# Quoted text:
A Brainfuck interpreter, functional style

Posted on 2025-04-18 by Ernesto Hernández-Novich
Tags: , ,

The practical part of CI3725 covers a minimal set of techniques and tools one needs to know about in order to write adequate parsers and interpreters. Those who are not interested in structured language processing should at least be less ignorant about what’s reasonable and what’s not. Those who are, will know where to find better tools.

Transformation mindset

The key concept we hope students understand and apply is that a language processor is a transformation (abusing Haskell notation because it’s the best notation)

String -> Behavior

where the input is some «program description» and the output is a practical result (for some value of «practical»): it can be another high/low level description, a simulation, the execution of instructions… «things happening as described».

The main technique to embrace is breaking down this transformation into a sequence of many analyze-synthesize phases. Each phase will take the result of the previous one, process it to produce an intermediate representation that is better for the next stage. That is, something along the lines of

phase0 :: String -> R1
phase1 :: R1 -> R2
...
phaseN :: Rn -> Behavior

This naturally breaks down the problem into simpler parts, a notion rooted into good engineering. It also allows each transformation to employ a particular set of tools and algorithms specifically designed for abstract language processing. Tools and algorithms that are extremely hard to come up with by accident.

For run-of-the-mill declarative processing, or the implementation of toy programming language interpreters, we teach students to split the problem in at least three parts

  1. String -> [Tokens] (Lexical Analysis) – group input characters into meaningful «word» elements in the context of the problem.
  2. [Tokens] -> (AST,Context) (Syntax-Directed Translation) – process group of tokens to build a hierarchy of meaningful syntactical elements, creating an Abstract Syntax Tree (AST) reasonable for the problem, while capturing as much context about the description (variables, subroutines).
  3. (AST,Context) -> Behavior (the Really Hard part) – traverse the AST while using the Context to «make things happen»: each node of the AST corresponds to some basic instruction (if, while, expression) that is executed according to what’s in context. This is the actual interpretation stage.

We teach tools that make step (1) extremely easy to write, step (2) straightforward to write as long as students have a good understanding of what’s needed for (3). That is, even though the problem can be broken in these three parts, you must understand the whole processing flow in order to properly connect boundaries. We can’t teach experience, so we try to give them guidelines (both technical and in terms of estimated work), but since undergraduate students already Know Everything, there will be anguish and suffering midway through step (2).

This post is not going to be a fully functional example, i.e. there will be the minimal amount of code for the reader to understand what it takes. That is, this post is about the engineering of a solution and how to approach the back and forth. I’ve also chosen an esoteric language as subject matter because efficiently implementing its behavior is more interesting than the first two phases. It will also allow me to fuse phases (1) and (2) as they are quite… boring. At least for this language.

# Given material:
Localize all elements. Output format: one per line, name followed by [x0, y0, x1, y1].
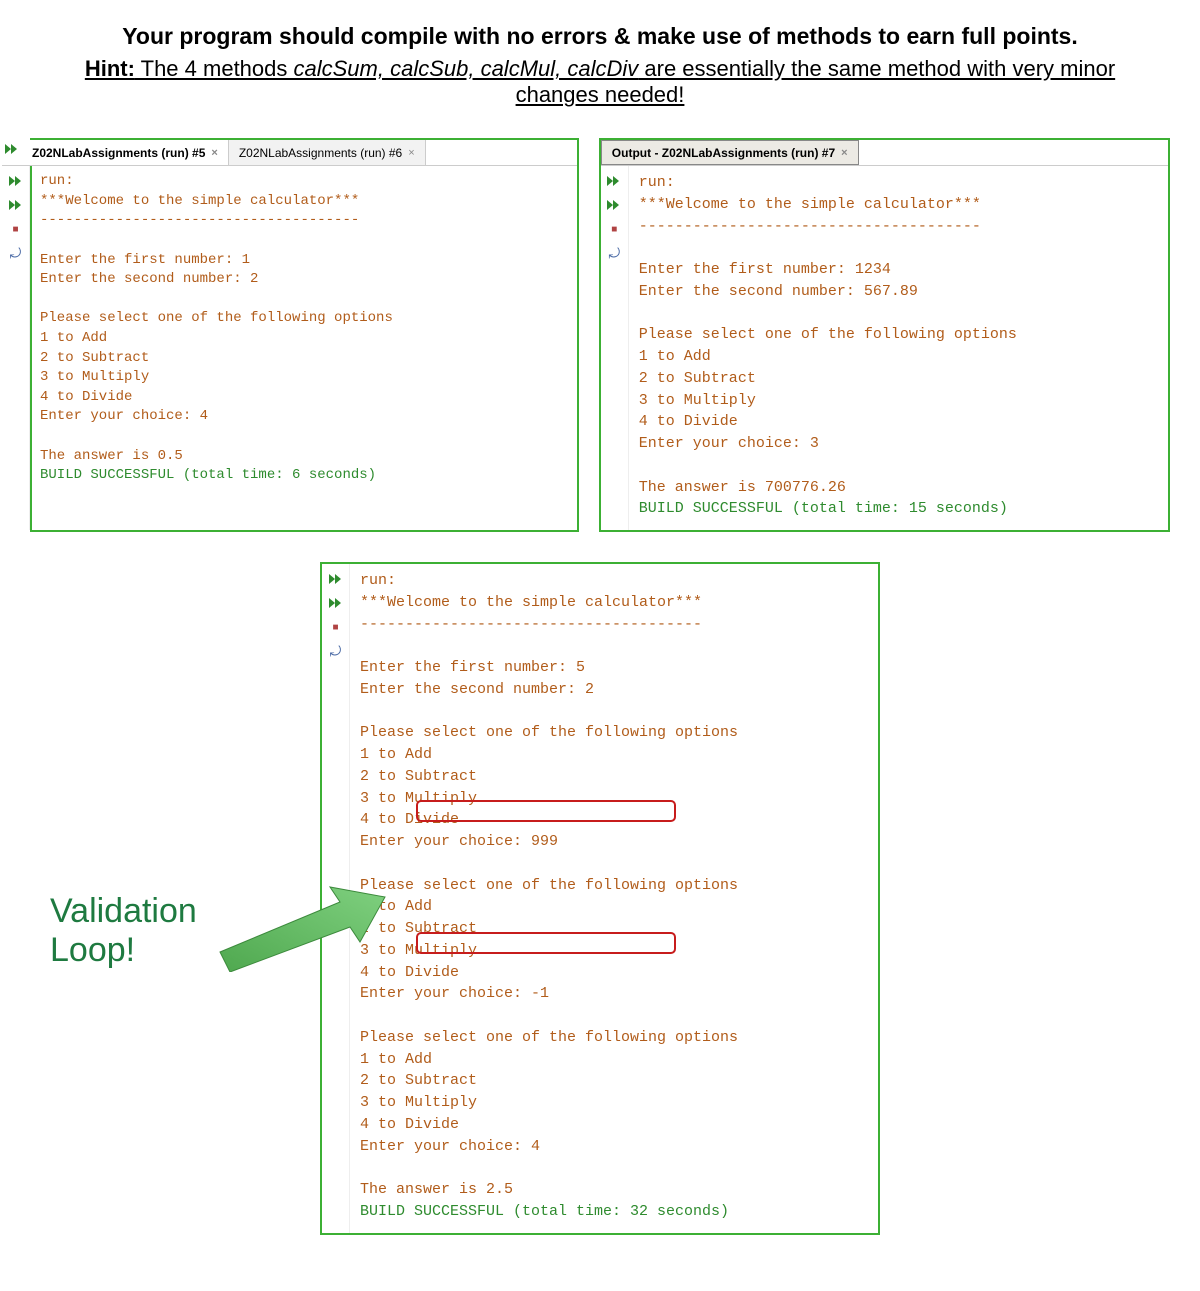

# To do:
1 > Translate this sentence from the Brainfuck interpreter post into Spanish: "The main technique to embrace is breaking down this transformation into a sequence of many analyze-synthesize phases."
2 > Write the next part of the post on the functional-style Brainfuck interpreter, picking up right after its last sentence.

# Results of the exercise:
1 > La técnica principal que hay que adoptar es descomponer esta transformación en una secuencia de muchas fases de análisis y síntesis.

2 >
Brainfuck and its behavior

Brainfuck is a minimalistic esoteric programming language. Yes, it can be used to program anything that can be programmed, but no, you wouldn’t use it to program anything complex. It’s just an illustration of the Church-Turing Thesis, a concept more people in IT should be familiar with. Specially those who think «computers can do anything», even more so with deranged hallucinatory probably probabilistic angsty teenager vector adders. But I digress.

Phases (1) and (2) for Brainfuck are boring for two reasons: programs are linear and each instruction is but a single character. That means we can process the input «program» from left to right, one character at a time, in deterministic fashion, to figure out each instruction. The only challenge is handling nested blocks: finding an opening bracket ([) forces us to wait until we find the closing bracket (]) because the open needs to jump to the instruction after the close, and the close needs to jump to the instruction after the open. Confused already?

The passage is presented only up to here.